------ Raw data

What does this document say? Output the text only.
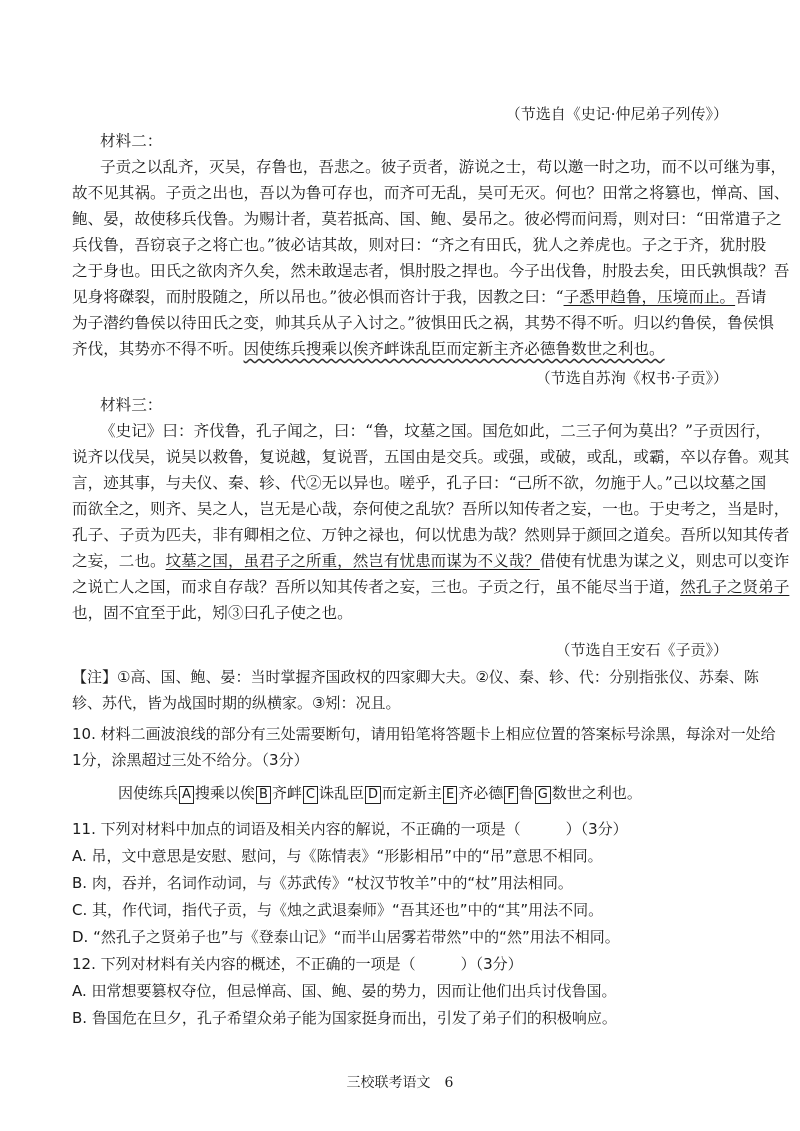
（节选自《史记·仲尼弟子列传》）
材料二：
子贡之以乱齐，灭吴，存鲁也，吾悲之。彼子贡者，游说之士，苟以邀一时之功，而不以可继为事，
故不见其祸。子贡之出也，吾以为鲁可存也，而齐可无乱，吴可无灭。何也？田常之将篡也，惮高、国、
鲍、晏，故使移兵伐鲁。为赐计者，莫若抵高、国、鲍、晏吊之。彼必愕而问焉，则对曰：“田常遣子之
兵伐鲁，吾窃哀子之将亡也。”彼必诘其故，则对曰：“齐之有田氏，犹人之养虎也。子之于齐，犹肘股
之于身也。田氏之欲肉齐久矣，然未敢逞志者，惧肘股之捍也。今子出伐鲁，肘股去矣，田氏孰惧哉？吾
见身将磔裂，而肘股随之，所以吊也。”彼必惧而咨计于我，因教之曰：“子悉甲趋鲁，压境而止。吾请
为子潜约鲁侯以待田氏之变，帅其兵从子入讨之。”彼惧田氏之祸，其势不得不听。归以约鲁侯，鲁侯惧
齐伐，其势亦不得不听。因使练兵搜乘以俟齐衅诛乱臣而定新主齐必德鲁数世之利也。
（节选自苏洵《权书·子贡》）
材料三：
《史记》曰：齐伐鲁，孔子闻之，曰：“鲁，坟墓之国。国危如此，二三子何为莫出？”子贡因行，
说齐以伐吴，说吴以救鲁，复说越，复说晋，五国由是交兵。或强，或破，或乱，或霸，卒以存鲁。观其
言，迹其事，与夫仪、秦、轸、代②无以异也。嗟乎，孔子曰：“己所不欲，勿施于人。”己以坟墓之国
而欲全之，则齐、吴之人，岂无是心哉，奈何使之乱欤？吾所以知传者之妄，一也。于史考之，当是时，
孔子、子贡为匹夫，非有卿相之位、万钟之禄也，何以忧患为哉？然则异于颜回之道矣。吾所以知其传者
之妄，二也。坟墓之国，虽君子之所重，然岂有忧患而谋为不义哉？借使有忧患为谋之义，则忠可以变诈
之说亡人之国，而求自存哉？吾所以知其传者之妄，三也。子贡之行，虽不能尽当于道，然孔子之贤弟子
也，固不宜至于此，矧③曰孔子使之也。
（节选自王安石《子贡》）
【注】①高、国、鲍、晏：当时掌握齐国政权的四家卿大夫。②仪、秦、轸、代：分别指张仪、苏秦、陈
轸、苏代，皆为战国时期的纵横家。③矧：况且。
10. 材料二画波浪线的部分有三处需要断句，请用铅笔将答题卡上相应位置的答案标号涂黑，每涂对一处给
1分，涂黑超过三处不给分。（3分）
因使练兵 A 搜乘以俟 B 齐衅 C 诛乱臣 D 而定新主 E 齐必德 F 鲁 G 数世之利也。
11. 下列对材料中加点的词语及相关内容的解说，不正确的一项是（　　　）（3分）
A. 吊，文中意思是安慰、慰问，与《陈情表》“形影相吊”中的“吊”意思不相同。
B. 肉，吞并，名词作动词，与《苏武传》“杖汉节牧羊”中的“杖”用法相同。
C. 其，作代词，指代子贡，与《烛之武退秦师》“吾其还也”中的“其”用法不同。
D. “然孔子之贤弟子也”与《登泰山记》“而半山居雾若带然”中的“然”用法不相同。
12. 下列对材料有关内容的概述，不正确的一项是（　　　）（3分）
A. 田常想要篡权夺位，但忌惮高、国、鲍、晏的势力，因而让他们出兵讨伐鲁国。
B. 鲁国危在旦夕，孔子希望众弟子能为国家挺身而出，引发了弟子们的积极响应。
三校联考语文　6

------------

* Short problem
Filter the records above for "不正确的一项是" and copy every matching line.

* Exercise result
11. 下列对材料中加点的词语及相关内容的解说，不正确的一项是（　　　）（3分）
12. 下列对材料有关内容的概述，不正确的一项是（　　　）（3分）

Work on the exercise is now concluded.